**WORK INSTRUCTIONS**
- A) Reproduce the causation notes between "7. Importance of" and "functional relations?", inclusive.
- B) Write the next part of the causation notes, picking up after their last line.

**PAGE EXTRACT**
+ + + + + + +

7. Importance of causation
● The functional relations by themselves are not
guides to action.
● We want to know about cause and effect.
● But what is the relation between causation and
functional relations?
8. Causation and modality
● Some of our statements are about what actually
happens; others are about modal facts.
– What could happen.
– What must happen.
– What would happen, if...
● Modal statements play an important role in
planning, justifying, assigning blame and credit.
9. Causation and modality
● Causation seems to be closely linked to
modality.
● If A caused B, then, if A had not happened, B
would not have happened.
● That doesn't quite work... but intuitively,
something in the vicinity should.
10. Causation
● Summarising, causation seems to be:
– important
– modal.
● Suggestive links with action (but at this point,
no more than suggestive).
11. Reductive theories
● Reductive, regularity theories of causation.

+ + + + + + +

**DATA SUPPLIED**
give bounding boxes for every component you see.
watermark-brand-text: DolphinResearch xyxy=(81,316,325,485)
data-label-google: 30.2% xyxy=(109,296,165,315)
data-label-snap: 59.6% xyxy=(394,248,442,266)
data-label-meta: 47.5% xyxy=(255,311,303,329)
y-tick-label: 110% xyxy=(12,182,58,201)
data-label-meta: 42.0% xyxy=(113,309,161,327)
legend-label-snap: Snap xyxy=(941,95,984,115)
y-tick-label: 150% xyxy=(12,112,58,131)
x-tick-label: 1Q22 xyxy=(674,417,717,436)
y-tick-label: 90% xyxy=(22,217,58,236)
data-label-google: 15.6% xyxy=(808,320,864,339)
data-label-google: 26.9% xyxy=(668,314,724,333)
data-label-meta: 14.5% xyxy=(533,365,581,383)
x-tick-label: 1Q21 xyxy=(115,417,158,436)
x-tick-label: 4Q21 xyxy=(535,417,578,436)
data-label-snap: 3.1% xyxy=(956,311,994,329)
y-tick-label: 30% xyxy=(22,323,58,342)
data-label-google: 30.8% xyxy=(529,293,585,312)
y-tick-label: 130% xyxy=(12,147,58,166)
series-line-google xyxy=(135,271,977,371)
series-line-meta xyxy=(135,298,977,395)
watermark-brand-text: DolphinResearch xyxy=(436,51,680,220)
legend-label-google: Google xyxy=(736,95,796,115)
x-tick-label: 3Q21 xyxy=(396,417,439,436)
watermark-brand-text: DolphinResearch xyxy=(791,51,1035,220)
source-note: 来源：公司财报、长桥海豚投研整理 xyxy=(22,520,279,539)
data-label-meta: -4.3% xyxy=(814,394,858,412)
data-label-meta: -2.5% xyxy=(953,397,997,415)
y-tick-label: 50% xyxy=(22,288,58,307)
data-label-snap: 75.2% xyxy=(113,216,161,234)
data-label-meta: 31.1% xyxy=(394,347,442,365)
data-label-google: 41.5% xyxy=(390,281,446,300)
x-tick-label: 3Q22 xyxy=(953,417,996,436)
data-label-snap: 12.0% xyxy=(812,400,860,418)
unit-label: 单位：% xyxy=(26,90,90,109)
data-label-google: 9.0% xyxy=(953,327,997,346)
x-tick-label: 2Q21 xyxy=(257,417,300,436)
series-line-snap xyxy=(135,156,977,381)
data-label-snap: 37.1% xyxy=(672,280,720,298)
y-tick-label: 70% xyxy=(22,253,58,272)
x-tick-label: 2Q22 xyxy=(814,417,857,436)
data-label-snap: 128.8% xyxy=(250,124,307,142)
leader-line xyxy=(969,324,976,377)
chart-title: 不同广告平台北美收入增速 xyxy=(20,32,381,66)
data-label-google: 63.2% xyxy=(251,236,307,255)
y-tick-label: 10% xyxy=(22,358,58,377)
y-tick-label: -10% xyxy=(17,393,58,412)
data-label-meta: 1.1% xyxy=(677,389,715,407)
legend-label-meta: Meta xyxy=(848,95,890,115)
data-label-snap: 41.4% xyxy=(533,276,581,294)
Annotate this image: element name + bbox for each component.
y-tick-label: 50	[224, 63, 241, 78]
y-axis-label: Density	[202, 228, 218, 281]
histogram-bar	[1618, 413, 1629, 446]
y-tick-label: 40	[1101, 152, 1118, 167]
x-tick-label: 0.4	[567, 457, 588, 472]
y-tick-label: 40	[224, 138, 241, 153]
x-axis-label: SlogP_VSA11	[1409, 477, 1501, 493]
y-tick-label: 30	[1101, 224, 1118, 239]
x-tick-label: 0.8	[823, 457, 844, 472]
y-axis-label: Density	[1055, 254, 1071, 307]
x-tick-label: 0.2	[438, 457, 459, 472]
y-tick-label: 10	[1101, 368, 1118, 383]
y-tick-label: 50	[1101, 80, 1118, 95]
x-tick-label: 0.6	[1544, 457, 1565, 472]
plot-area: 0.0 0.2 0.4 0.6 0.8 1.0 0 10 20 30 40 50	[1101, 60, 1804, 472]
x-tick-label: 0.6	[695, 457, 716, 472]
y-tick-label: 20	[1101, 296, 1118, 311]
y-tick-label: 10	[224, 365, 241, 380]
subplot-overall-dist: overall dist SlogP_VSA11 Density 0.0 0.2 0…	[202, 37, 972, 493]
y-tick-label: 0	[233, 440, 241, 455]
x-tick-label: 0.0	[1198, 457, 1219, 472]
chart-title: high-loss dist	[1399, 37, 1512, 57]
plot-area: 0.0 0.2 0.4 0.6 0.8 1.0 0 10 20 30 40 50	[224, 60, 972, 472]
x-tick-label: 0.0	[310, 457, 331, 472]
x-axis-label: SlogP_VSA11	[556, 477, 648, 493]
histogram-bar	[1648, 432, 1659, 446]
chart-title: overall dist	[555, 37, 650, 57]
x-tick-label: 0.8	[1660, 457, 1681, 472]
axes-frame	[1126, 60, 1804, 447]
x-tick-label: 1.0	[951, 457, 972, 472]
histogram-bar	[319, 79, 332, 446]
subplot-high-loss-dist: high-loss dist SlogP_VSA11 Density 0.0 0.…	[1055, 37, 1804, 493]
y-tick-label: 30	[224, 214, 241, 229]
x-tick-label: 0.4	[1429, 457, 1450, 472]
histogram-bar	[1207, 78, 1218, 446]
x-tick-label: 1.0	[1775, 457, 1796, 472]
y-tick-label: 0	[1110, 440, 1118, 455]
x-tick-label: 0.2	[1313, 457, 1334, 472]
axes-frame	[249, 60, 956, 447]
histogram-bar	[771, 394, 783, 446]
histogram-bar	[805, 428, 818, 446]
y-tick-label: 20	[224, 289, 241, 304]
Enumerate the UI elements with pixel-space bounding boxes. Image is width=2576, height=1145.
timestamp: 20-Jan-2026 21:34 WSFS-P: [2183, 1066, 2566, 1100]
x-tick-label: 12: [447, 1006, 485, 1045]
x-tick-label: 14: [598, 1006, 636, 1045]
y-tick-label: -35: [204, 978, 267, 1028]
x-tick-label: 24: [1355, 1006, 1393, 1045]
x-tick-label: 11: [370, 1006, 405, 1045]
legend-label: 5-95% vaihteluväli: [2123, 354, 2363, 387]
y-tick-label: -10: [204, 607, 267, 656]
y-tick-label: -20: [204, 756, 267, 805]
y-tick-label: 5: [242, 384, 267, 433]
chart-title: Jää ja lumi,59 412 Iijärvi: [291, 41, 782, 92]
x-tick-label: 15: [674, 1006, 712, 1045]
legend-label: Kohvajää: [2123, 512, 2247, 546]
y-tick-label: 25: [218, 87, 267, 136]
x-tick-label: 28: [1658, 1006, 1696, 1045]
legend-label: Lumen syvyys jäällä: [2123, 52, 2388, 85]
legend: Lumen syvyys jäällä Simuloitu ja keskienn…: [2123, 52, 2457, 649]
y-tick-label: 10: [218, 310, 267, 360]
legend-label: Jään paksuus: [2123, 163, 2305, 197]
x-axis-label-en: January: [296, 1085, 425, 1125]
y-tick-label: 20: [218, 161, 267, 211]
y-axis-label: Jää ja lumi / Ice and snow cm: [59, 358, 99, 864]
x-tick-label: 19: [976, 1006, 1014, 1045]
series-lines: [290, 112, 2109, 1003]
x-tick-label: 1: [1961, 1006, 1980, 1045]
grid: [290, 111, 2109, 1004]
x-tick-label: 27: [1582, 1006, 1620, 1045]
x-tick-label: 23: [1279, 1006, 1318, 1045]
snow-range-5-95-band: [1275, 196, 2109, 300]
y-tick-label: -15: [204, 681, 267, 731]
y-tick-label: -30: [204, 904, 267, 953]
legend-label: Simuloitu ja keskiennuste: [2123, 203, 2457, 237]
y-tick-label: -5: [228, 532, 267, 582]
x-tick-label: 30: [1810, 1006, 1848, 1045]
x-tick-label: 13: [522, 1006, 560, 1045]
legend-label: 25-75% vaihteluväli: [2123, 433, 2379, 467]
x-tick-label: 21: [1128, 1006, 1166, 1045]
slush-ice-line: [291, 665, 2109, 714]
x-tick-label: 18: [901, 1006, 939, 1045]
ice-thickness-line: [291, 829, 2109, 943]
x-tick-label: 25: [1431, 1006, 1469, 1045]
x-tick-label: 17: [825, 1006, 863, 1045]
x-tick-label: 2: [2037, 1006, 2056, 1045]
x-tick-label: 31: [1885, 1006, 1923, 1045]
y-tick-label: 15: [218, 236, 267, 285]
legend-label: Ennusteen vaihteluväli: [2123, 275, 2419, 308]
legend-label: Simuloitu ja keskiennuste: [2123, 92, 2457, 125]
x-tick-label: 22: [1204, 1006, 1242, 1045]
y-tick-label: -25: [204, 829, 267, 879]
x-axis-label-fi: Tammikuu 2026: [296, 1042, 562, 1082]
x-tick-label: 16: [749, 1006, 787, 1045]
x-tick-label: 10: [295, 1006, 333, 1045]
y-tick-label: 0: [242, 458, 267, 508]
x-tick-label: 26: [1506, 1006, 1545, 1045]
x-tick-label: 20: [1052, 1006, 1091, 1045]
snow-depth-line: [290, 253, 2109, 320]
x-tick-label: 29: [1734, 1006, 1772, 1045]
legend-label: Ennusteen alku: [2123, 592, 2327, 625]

+ + + + + + +

**ANSWERS BY ITEM**
- A)
7. Importance of causation
● The functional relations by themselves are not
guides to action.
● We want to know about cause and effect.
● But what is the relation between causation and
functional relations?

- B)
– Modal facts have to be reduced to facts about
what actually happens.
– Actions should not appear in the theory.
● Why? Because our scientific knowledge is
based on what we see. Anything else would be
superstition, pseudoscience, empty
speculation.
● And we only see what is actual.
12. Reductive theories
● Science is based on what we see.
● Objection: it is also based on what we do.
● Do → see → science.
● Doing falls out of the equation when we think
about the justification of our theories.
13. Reductive theories
● We want to analyse causation in terms of
observed relations between event types.
● Most simple theory is the constant conjunction
theory (Hume, 1748):
– A causes B ↔ whenever A happens, B happens
immediately afterwards
● Can be changed to accommodate probabilistic
relationships.
14. Counterexamples
● There is constant conjunction without
causation. For instance:
– Common cause structures.
– “Accidental” conjunction.
● Both are important to recognise in actual
scientific research.
15. Counterexamples
● Reductive theories fail to capture the modal
aspect of causation.
● They fail less often when we add more causal
variables. Still – this doesn't look like the right
way. There always remains the possibility of
accident.
● Which we can accept in practice, but not when
we want to know the meaning of causation.
16. Interventionism
● Very rough example of an interventionist theory
of causation:
– A causes B ↔ by intervening on A, we can
change B.
● Why would talking about interventions help?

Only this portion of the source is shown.